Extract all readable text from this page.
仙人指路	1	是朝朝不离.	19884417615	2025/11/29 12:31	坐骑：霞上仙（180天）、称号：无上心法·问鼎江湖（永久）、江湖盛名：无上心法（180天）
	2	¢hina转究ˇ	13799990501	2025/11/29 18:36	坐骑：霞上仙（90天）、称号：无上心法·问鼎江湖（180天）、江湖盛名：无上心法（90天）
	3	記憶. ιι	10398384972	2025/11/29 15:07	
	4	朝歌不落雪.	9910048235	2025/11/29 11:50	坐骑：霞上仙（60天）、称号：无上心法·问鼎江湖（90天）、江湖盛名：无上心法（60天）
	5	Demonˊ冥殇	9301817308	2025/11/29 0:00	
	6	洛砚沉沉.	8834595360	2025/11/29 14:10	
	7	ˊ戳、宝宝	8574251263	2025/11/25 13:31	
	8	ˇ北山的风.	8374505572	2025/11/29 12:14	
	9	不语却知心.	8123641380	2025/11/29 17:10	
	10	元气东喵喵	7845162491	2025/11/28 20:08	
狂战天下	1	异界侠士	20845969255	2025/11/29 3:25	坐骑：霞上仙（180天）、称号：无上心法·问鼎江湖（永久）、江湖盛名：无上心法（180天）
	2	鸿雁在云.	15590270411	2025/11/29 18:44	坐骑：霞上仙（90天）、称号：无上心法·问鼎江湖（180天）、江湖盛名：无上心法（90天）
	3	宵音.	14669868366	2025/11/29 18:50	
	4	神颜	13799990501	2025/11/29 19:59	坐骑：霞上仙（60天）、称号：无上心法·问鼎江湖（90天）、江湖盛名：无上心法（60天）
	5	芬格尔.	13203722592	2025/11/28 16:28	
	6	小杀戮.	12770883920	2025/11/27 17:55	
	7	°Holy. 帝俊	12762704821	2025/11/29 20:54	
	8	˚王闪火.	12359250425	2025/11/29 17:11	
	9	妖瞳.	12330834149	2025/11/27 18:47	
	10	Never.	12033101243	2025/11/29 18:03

---------------

**DO THIS:** Report the number of lines that include the string "江湖盛名"; return nothing but the count.

**EXERCISE OUTPUT:** 6